### [Jobs]
1. List every distinct dollar amount in the Penn Slammer 260 sale thread, in the order each first appears.
2. Carry on the Penn Slammer 260 sale thread from the point where it stops.

### [Text provided]
_ _ _
# [WTS] Penn Slammer 260 USA



## mbrajer (Jul 10, 2009)

Good condition. Two small areas of paint bubbling on the rotor cup. Brand new part can be bought for $27 at Scotts BT.

Pics upon request.

Price is $90 shipped firm. Located in Asheville, NC. Am also willing to drive up to 1.5 hours away if you live in an area that has a nice place to hike.

-Mike


----------



## mbrajer (Jul 10, 2009)

Price is now $80.


----------



## AtlantaKing (Jul 7, 2002)

If you can do $80 shipped via Paypal, I'll take it.


----------



## mbrajer (Jul 10, 2009)

Yep, that'll work. 

Thanks P&S! This one can be closed up.

-Mike


----------



## AtlantaKing (Jul 7, 2002)
_ _ _
### [Data supplied]
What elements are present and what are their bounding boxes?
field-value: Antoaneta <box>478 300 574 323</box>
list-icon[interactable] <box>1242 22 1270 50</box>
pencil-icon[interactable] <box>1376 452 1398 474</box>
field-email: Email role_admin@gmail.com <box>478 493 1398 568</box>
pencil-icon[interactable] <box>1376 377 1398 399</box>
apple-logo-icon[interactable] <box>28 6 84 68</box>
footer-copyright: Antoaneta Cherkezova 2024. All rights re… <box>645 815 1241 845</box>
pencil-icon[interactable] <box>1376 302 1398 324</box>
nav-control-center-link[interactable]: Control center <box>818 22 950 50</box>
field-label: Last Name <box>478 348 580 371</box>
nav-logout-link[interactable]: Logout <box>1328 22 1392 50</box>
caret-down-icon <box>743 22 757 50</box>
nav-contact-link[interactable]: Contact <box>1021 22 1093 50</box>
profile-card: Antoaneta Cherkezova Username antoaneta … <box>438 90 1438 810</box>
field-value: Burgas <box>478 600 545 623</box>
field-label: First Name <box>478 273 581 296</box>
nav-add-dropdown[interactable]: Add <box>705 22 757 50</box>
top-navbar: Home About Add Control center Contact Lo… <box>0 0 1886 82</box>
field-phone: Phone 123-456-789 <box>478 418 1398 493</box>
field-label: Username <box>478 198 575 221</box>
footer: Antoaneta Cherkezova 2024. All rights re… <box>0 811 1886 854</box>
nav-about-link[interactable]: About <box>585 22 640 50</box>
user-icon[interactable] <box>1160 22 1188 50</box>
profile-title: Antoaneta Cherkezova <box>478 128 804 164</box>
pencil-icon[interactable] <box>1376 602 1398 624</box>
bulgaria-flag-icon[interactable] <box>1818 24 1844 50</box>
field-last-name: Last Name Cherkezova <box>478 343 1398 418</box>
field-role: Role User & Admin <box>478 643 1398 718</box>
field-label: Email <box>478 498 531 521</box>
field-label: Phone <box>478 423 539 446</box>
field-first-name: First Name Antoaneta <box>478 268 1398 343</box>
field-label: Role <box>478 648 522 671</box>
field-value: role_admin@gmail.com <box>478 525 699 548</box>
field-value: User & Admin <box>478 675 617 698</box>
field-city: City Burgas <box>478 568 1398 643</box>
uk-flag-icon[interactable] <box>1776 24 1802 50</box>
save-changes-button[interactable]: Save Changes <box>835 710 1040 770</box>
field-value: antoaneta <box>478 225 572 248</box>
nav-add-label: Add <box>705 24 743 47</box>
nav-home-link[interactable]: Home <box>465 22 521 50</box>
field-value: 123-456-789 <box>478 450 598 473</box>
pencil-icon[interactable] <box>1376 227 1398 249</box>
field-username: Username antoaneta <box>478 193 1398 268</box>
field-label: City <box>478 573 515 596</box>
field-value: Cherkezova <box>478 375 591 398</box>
_ _ _
### [Expected answers]
1. $27, $90, $80

2.
Thanks! Mike, tried to send you a PM but your box was full.


----------



## HuskyMD (May 19, 2000)

mbrajer said:


> Yep, that'll work.
> 
> Thanks P&S! This one can be closed up.
> 
> -Mike


Tackle HO Ho Ho. Merry Xmas!


----------



## mbrajer (Jul 10, 2009)

Atlanta- Sorry about that! Got your payment a few hours ago.

Cleared up my inbox so you should be all set to send address.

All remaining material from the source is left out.